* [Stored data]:
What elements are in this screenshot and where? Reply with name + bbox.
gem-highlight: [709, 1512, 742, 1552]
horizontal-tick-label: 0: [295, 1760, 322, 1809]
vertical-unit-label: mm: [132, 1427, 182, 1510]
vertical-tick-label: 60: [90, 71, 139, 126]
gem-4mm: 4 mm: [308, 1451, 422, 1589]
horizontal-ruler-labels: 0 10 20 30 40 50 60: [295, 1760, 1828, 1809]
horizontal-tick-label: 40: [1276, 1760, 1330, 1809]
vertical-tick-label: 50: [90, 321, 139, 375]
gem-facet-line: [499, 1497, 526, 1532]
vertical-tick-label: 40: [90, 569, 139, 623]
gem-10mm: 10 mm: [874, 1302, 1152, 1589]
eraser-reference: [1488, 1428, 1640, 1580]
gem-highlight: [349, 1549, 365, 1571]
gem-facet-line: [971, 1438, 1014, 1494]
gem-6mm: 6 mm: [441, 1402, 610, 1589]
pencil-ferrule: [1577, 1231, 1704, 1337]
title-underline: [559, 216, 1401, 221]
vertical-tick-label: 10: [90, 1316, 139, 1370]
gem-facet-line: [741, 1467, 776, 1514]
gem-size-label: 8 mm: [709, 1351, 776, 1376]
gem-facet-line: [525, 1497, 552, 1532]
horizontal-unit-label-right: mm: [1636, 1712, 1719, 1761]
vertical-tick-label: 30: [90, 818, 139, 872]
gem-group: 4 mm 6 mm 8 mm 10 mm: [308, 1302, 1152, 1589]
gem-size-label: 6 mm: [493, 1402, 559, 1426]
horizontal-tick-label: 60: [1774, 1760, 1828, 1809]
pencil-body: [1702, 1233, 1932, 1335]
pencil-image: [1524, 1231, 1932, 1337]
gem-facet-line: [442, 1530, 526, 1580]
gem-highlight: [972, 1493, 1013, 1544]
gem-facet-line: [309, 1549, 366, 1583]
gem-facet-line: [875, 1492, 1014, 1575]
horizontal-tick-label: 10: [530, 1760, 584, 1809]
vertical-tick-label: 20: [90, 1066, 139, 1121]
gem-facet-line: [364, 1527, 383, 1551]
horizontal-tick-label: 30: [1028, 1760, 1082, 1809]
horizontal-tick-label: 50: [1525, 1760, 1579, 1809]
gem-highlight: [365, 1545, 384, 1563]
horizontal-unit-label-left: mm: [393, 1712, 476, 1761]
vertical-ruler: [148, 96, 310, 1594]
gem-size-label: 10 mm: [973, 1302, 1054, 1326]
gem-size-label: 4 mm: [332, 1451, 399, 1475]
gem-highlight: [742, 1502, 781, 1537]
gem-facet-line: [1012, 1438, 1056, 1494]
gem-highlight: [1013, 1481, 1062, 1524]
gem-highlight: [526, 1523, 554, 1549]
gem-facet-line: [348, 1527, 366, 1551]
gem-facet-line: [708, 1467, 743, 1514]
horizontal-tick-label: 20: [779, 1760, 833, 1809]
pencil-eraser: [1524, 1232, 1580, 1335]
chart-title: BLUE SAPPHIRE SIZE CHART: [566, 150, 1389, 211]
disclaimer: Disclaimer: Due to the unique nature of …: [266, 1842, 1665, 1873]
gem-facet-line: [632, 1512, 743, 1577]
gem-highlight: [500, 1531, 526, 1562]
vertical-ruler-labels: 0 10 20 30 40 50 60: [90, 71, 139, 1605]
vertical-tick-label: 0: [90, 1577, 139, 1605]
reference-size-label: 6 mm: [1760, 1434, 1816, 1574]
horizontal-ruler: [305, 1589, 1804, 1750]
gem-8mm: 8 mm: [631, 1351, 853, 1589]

* [Task prompt]:
Gather every line of the records above that contains the string "ruler" and list those lines.

* [Task output]:
horizontal-ruler-labels: 0 10 20 30 40 50 60: [295, 1760, 1828, 1809]
vertical-ruler: [148, 96, 310, 1594]
vertical-ruler-labels: 0 10 20 30 40 50 60: [90, 71, 139, 1605]
horizontal-ruler: [305, 1589, 1804, 1750]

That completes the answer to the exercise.